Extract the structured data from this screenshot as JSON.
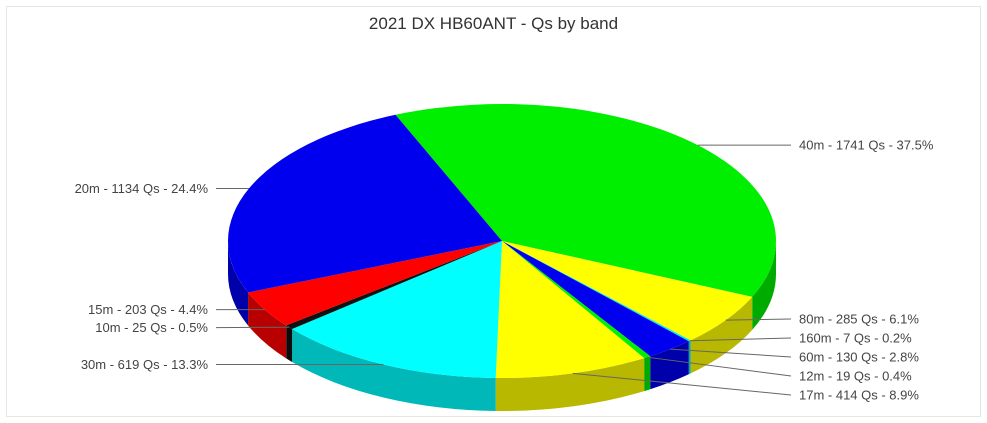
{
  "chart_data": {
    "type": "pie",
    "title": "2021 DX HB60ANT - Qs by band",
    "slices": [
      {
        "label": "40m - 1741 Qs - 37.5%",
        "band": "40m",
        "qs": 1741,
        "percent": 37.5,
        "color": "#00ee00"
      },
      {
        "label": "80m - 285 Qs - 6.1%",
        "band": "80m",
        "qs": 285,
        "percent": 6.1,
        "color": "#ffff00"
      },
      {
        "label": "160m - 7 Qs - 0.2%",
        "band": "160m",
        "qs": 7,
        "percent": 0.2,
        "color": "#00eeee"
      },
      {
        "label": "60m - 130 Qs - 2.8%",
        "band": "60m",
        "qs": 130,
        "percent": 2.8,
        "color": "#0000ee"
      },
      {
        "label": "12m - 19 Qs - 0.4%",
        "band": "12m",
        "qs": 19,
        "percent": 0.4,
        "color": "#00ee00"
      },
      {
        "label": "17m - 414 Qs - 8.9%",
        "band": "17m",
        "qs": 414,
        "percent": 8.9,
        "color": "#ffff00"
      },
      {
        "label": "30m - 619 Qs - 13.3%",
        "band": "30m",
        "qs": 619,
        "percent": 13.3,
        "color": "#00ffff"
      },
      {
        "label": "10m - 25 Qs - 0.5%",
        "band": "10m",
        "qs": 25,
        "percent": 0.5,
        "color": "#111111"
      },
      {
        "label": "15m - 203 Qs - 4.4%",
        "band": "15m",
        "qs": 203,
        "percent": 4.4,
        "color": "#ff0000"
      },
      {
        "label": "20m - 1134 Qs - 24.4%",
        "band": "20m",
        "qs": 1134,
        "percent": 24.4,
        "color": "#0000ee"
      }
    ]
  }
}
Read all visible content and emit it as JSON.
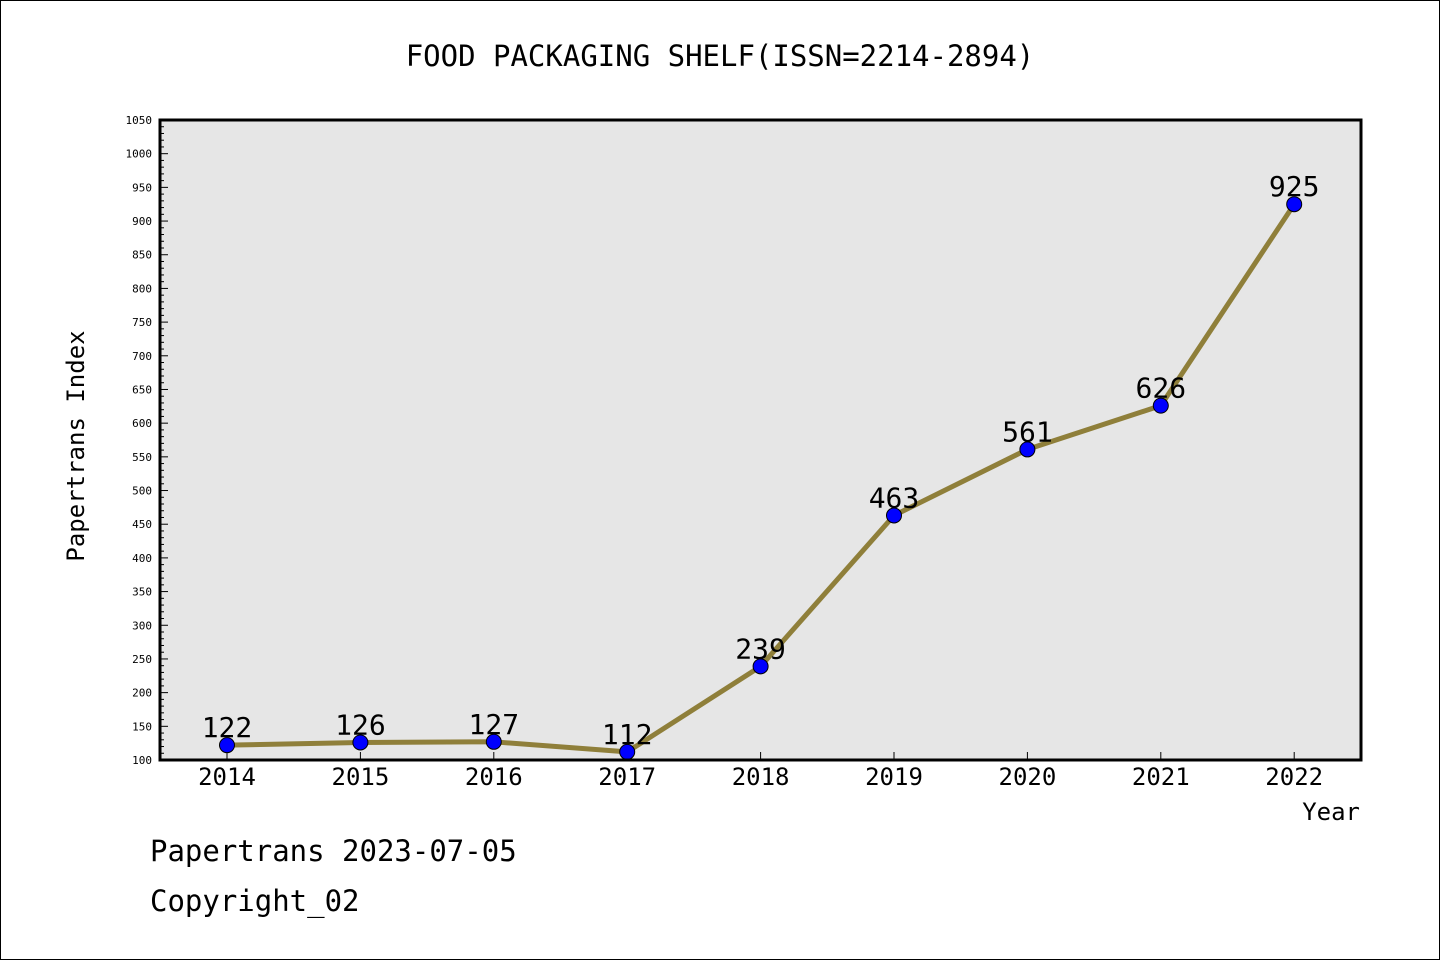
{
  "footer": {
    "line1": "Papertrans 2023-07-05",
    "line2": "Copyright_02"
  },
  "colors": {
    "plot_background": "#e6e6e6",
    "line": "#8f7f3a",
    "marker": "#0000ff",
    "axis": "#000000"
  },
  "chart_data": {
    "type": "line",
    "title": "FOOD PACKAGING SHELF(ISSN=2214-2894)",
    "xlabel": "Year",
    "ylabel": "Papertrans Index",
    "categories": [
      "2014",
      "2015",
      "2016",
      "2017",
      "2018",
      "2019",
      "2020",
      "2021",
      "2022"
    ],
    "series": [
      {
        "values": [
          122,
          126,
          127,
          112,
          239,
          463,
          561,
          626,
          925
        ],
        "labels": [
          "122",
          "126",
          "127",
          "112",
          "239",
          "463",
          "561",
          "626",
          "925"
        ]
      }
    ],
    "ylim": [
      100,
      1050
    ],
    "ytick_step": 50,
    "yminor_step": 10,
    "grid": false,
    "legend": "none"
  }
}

:: Instructions to follow ::
Copy out the lines in which the string "Papertrans" appears.

:: Output ::
    "line1": "Papertrans 2023-07-05",
    "ylabel": "Papertrans Index",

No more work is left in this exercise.